• [The problem]
Every line that holds the string "text" is to be identified and copied.
* BEGIN *
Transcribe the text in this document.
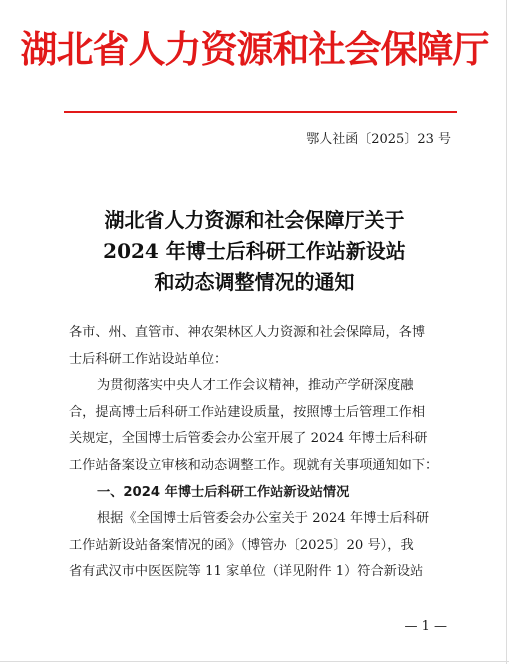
湖北省人力资源和社会保障厅
鄂人社函〔2025〕23 号
湖北省人力资源和社会保障厅关于
2024 年博士后科研工作站新设站
和动态调整情况的通知
各市、州、直管市、神农架林区人力资源和社会保障局，各博
士后科研工作站设站单位：
为贯彻落实中央人才工作会议精神，推动产学研深度融
合，提高博士后科研工作站建设质量，按照博士后管理工作相
关规定，全国博士后管委会办公室开展了 2024 年博士后科研
工作站备案设立审核和动态调整工作。现就有关事项通知如下：
一、2024 年博士后科研工作站新设站情况
根据《全国博士后管委会办公室关于 2024 年博士后科研
工作站新设站备案情况的函》（博管办〔2025〕20 号），我
省有武汉市中医医院等 11 家单位（详见附件 1）符合新设站
— 1 —
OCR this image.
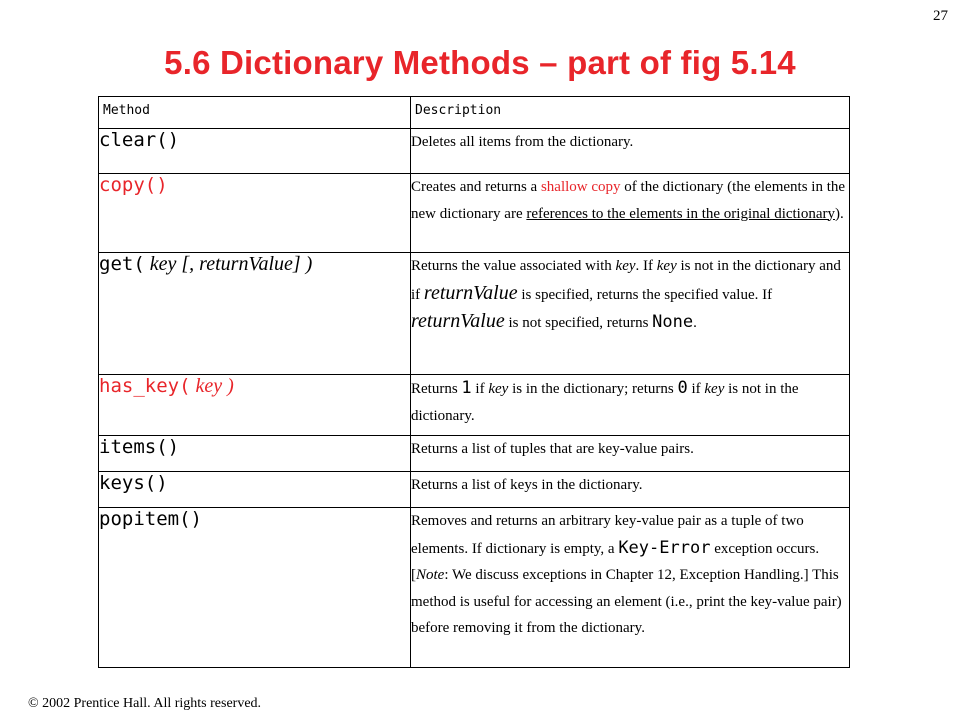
27
5.6 Dictionary Methods – part of fig 5.14
Method	Description

clear()	Deletes all items from the dictionary.
copy()	Creates and returns a shallow copy of the dictionary (the elements in the new dictionary are references to the elements in the original dictionary).
get( key [, returnValue] )	Returns the value associated with key. If key is not in the dictionary and if returnValue is specified, returns the specified value. If returnValue is not specified, returns None.
has_key( key )	Returns 1 if key is in the dictionary; returns 0 if key is not in the dictionary.
items()	Returns a list of tuples that are key-value pairs.
keys()	Returns a list of keys in the dictionary.
popitem()	Removes and returns an arbitrary key-value pair as a tuple of two elements. If dictionary is empty, a Key-Error exception occurs. [Note: We discuss exceptions in Chapter 12, Exception Handling.] This method is useful for accessing an element (i.e., print the key-value pair) before removing it from the dictionary.
© 2002 Prentice Hall. All rights reserved.
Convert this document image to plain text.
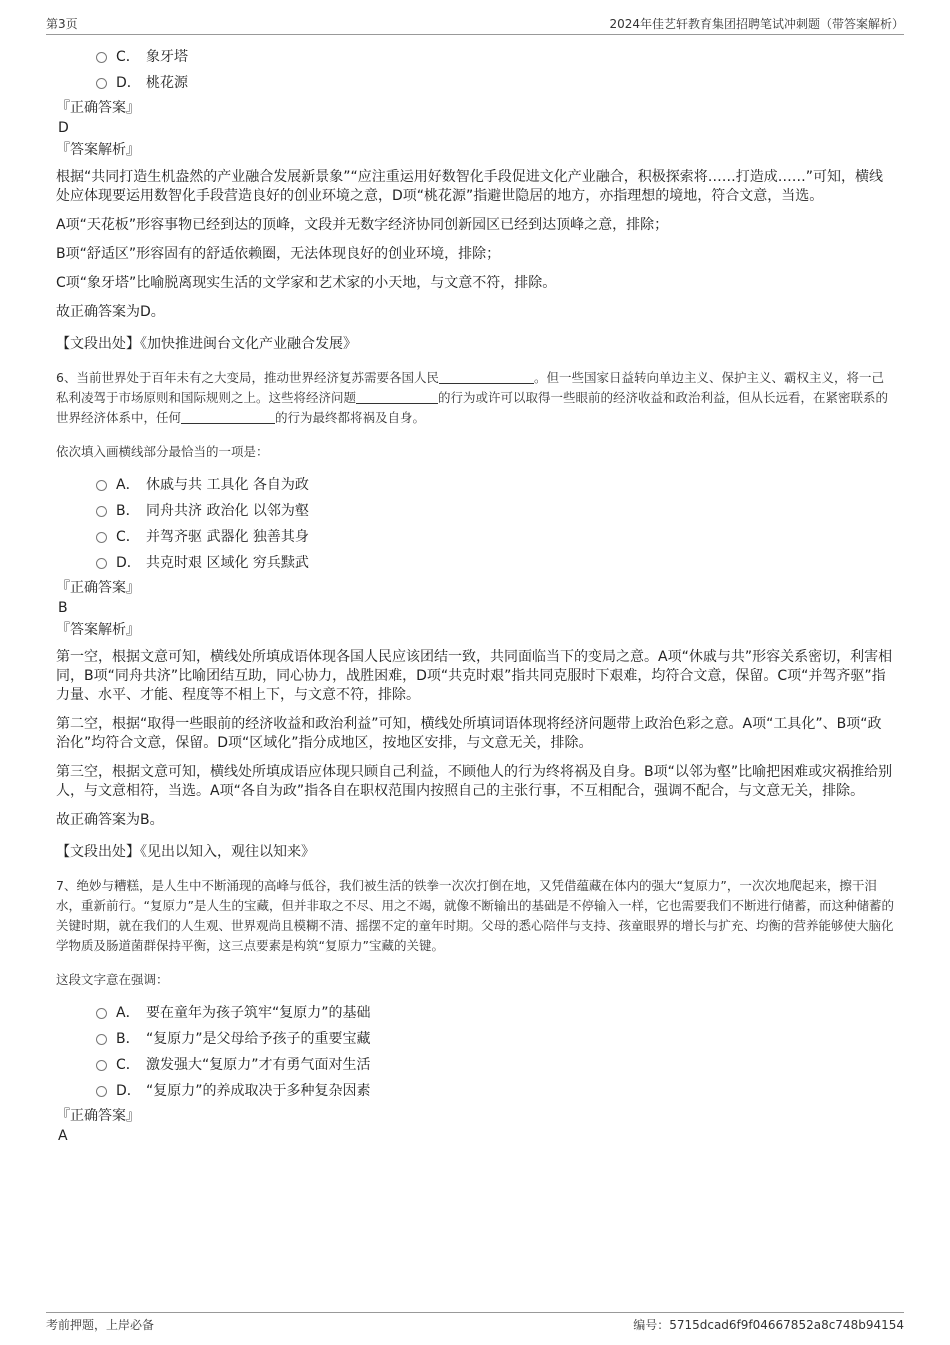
第3页	2024年佳艺轩教育集团招聘笔试冲刺题（带答案解析）
C． 象牙塔
D． 桃花源
『正确答案』
D
『答案解析』

根据“共同打造生机盎然的产业融合发展新景象”“应注重运用好数智化手段促进文化产业融合，积极探索将……打造成……”可知，横线处应体现要运用数智化手段营造良好的创业环境之意，D项“桃花源”指避世隐居的地方，亦指理想的境地，符合文意，当选。

A项“天花板”形容事物已经到达的顶峰，文段并无数字经济协同创新园区已经到达顶峰之意，排除；

B项“舒适区”形容固有的舒适依赖圈，无法体现良好的创业环境，排除；

C项“象牙塔”比喻脱离现实生活的文学家和艺术家的小天地，与文意不符，排除。

故正确答案为D。

【文段出处】《加快推进闽台文化产业融合发展》
6、当前世界处于百年未有之大变局，推动世界经济复苏需要各国人民	。但一些国家日益转向单边主义、保护主义、霸权主义，将一己私利凌驾于市场原则和国际规则之上。这些将经济问题	的行为或许可以取得一些眼前的经济收益和政治利益，但从长远看，在紧密联系的世界经济体系中，任何	的行为最终都将祸及自身。
依次填入画横线部分最恰当的一项是：
A． 休戚与共 工具化 各自为政
B． 同舟共济 政治化 以邻为壑
C． 并驾齐驱 武器化 独善其身
D． 共克时艰 区域化 穷兵黩武
『正确答案』
B
『答案解析』

第一空，根据文意可知，横线处所填成语体现各国人民应该团结一致，共同面临当下的变局之意。A项“休戚与共”形容关系密切，利害相同，B项“同舟共济”比喻团结互助，同心协力，战胜困难，D项“共克时艰”指共同克服时下艰难，均符合文意，保留。C项“并驾齐驱”指力量、水平、才能、程度等不相上下，与文意不符，排除。

第二空，根据“取得一些眼前的经济收益和政治利益”可知，横线处所填词语体现将经济问题带上政治色彩之意。A项“工具化”、B项“政治化”均符合文意，保留。D项“区域化”指分成地区，按地区安排，与文意无关，排除。

第三空，根据文意可知，横线处所填成语应体现只顾自己利益，不顾他人的行为终将祸及自身。B项“以邻为壑”比喻把困难或灾祸推给别人，与文意相符，当选。A项“各自为政”指各自在职权范围内按照自己的主张行事，不互相配合，强调不配合，与文意无关，排除。

故正确答案为B。

【文段出处】《见出以知入，观往以知来》
7、绝妙与糟糕，是人生中不断涌现的高峰与低谷，我们被生活的铁拳一次次打倒在地，又凭借蕴藏在体内的强大“复原力”，一次次地爬起来，擦干泪水，重新前行。“复原力”是人生的宝藏，但并非取之不尽、用之不竭，就像不断输出的基础是不停输入一样，它也需要我们不断进行储蓄，而这种储蓄的关键时期，就在我们的人生观、世界观尚且模糊不清、摇摆不定的童年时期。父母的悉心陪伴与支持、孩童眼界的增长与扩充、均衡的营养能够使大脑化学物质及肠道菌群保持平衡，这三点要素是构筑“复原力”宝藏的关键。
这段文字意在强调：
A． 要在童年为孩子筑牢“复原力”的基础
B． “复原力”是父母给予孩子的重要宝藏
C． 激发强大“复原力”才有勇气面对生活
D． “复原力”的养成取决于多种复杂因素
『正确答案』
A
考前押题，上岸必备	编号：5715dcad6f9f04667852a8c748b94154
* END *
• [Response]
Transcribe the text in this document.
Convert this document image to plain text.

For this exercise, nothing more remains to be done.